Aim
Search the material below for the string "this" and list each line that holds it.

────

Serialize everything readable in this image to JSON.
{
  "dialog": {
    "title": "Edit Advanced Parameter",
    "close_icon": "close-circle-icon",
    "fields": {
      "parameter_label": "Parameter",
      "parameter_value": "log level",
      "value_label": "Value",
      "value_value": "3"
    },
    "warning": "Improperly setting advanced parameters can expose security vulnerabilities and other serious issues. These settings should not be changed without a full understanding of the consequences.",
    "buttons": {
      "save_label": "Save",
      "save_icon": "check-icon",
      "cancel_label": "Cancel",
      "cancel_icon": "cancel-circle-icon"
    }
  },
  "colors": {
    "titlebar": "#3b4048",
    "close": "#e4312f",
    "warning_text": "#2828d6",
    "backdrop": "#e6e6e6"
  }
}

────

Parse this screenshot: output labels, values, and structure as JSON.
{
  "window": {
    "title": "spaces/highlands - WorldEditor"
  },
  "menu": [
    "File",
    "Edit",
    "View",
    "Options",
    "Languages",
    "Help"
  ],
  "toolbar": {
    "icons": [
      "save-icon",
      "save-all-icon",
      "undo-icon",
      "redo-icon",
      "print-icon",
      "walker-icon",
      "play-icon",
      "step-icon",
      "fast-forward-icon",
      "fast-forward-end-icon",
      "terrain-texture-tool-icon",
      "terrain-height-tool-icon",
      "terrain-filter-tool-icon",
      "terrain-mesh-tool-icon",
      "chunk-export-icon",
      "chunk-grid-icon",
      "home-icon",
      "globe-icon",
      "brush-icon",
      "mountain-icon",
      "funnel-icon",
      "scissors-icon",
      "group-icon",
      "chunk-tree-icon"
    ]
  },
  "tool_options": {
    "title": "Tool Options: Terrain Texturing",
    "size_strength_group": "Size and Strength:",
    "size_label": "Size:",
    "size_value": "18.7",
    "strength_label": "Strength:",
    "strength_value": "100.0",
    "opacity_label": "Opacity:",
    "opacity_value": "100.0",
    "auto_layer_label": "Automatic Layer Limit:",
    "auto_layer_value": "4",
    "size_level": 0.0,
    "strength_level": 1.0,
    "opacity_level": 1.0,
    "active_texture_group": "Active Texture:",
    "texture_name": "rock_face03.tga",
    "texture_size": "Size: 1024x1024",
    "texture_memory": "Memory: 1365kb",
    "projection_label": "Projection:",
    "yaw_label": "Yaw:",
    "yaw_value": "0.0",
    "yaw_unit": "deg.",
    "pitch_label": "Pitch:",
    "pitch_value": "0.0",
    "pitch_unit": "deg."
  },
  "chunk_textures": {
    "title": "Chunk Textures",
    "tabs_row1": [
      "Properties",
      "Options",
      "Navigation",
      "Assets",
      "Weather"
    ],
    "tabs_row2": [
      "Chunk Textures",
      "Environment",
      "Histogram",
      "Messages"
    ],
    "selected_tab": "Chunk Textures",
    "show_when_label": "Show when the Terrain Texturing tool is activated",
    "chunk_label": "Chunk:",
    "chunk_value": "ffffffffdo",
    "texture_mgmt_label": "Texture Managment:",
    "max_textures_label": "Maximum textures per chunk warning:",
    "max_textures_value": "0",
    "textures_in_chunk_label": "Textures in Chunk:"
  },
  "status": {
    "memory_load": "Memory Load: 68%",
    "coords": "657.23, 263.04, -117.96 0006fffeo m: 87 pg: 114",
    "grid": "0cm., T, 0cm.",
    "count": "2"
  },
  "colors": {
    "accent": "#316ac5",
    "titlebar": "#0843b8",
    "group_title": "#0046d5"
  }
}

────

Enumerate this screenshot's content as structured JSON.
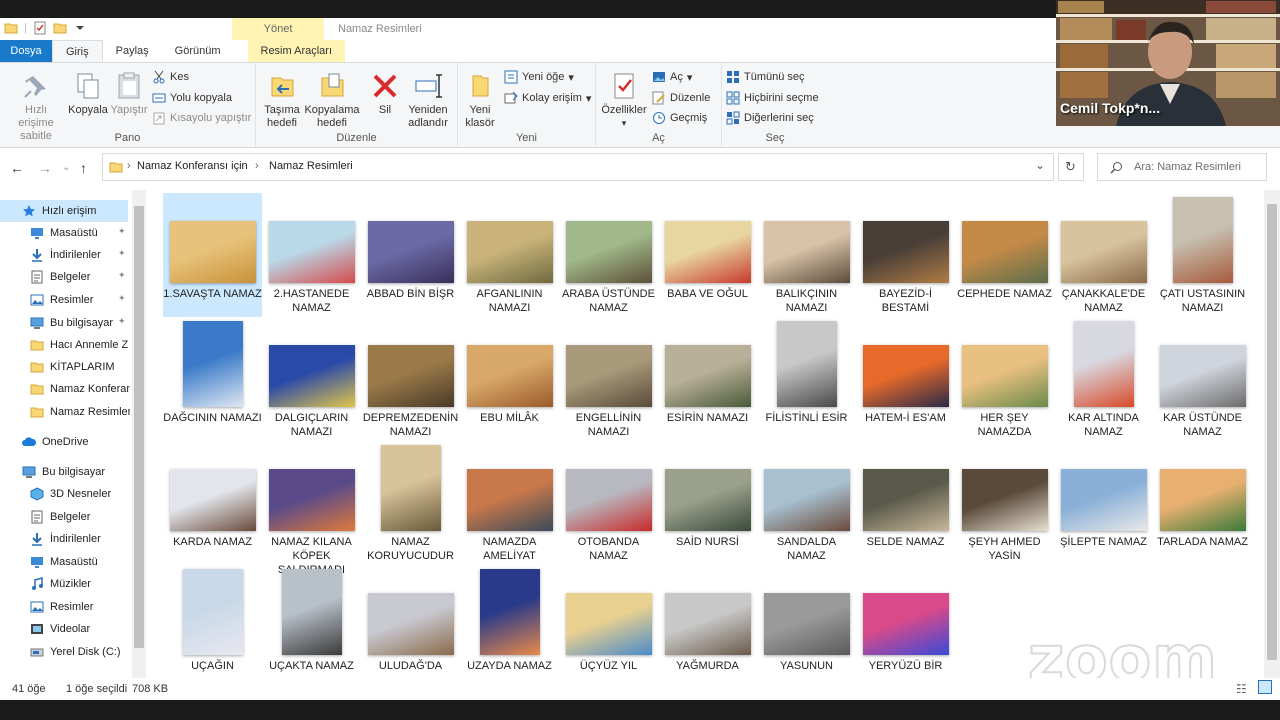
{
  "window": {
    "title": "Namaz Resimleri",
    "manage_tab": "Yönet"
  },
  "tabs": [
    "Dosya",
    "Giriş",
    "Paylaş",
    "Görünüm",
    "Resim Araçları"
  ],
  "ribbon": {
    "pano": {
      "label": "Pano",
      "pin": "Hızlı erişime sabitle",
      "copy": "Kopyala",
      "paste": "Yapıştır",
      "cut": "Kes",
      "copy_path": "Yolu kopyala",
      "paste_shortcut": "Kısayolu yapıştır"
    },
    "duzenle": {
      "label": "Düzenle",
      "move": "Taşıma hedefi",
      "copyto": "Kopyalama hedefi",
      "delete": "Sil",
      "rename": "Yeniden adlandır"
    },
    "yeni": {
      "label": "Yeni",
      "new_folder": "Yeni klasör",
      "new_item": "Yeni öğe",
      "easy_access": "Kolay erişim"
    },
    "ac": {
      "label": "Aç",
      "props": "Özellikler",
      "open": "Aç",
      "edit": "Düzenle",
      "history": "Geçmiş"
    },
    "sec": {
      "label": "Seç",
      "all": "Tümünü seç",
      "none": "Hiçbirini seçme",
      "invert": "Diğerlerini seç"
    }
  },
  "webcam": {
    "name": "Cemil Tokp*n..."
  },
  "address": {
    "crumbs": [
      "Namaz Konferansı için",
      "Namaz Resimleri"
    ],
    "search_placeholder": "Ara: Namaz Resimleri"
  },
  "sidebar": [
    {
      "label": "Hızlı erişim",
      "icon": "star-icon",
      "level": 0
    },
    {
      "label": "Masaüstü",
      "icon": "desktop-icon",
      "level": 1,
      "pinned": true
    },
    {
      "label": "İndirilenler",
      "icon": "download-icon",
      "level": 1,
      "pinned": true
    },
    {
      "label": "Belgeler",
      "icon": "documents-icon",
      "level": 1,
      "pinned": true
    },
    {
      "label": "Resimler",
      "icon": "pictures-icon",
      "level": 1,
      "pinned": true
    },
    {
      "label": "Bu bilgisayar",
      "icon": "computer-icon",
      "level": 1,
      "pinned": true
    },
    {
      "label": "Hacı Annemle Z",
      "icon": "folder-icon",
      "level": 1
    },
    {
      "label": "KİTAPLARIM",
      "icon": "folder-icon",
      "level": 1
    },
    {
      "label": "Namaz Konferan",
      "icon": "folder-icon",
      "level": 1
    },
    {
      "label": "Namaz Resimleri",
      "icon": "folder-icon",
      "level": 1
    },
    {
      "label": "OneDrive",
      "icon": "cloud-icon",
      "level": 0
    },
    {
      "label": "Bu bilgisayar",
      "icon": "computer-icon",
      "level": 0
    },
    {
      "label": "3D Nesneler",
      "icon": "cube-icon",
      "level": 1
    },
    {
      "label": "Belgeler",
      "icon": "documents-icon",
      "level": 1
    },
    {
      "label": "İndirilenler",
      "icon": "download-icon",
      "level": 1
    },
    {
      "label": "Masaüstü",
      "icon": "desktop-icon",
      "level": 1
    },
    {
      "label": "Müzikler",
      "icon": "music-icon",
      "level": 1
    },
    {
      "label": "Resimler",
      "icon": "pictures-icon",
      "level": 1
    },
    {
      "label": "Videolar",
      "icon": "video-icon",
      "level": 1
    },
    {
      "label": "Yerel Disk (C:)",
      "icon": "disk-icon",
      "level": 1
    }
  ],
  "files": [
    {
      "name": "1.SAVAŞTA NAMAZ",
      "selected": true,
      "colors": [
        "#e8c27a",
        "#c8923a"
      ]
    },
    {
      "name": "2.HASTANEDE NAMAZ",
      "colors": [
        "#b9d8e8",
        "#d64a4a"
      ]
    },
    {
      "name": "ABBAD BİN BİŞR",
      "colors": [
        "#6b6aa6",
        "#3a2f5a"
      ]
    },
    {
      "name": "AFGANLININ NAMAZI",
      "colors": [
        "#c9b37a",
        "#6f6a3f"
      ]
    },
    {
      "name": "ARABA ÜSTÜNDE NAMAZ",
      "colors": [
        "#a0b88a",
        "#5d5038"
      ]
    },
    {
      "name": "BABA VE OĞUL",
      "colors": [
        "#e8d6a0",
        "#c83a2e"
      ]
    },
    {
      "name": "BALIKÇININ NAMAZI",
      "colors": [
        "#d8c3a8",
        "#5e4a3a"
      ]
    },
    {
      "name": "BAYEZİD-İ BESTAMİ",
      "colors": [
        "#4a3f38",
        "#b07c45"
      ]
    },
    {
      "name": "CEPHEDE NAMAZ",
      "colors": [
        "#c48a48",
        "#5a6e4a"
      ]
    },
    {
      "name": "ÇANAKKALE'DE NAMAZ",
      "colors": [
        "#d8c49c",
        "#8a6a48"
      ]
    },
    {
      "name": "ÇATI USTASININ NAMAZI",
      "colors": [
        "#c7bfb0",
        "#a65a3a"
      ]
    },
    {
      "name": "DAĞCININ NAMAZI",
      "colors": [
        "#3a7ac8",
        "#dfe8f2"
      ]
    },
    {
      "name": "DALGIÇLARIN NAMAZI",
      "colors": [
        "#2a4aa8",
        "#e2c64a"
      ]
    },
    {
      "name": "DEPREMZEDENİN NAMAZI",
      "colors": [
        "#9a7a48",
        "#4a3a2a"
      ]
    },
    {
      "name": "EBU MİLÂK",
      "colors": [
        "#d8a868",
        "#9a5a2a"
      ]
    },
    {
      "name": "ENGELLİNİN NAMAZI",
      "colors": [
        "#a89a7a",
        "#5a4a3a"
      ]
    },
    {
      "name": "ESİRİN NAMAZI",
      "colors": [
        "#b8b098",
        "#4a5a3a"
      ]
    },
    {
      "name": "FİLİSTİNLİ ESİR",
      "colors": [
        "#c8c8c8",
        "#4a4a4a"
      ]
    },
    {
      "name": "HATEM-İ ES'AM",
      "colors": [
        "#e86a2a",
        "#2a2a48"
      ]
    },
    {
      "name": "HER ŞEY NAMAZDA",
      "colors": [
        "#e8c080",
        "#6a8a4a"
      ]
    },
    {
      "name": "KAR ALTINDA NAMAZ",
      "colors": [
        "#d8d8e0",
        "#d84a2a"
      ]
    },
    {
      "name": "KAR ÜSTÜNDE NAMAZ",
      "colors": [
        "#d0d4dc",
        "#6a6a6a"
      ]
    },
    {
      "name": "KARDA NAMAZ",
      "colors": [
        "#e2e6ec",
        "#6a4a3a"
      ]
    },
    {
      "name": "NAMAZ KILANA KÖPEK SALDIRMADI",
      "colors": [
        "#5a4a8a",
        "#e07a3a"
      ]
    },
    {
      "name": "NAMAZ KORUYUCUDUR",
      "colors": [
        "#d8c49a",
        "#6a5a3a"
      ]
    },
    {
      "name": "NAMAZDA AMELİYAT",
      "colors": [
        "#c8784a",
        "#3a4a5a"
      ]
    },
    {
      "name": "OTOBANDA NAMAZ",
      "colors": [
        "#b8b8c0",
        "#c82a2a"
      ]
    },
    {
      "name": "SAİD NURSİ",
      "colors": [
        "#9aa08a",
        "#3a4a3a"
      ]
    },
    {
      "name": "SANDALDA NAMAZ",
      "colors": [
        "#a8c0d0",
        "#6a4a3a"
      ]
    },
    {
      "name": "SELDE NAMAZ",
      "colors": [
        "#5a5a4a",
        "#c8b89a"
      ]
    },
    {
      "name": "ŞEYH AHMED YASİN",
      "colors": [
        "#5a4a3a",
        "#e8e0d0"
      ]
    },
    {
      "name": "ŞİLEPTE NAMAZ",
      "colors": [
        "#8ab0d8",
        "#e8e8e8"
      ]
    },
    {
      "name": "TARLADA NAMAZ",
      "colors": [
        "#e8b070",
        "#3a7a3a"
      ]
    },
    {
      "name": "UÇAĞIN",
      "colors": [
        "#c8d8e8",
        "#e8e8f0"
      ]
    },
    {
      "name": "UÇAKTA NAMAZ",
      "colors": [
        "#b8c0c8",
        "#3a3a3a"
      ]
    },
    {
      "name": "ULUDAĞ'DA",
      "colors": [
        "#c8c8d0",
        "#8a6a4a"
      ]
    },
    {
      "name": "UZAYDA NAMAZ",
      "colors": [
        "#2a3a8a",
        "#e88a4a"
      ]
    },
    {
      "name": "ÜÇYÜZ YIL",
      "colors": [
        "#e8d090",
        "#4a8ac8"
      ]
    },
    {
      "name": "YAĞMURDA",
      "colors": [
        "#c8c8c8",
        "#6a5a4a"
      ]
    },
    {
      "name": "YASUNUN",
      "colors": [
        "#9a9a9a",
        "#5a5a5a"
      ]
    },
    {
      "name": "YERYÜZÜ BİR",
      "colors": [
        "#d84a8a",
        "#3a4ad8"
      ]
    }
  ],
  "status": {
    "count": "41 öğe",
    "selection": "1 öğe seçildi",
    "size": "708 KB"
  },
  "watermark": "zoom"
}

────

Final answer
Serialize everything readable in this image to JSON.
Parse this screenshot: output labels, values, and structure as JSON.
Enumerate this screenshot's content as structured JSON.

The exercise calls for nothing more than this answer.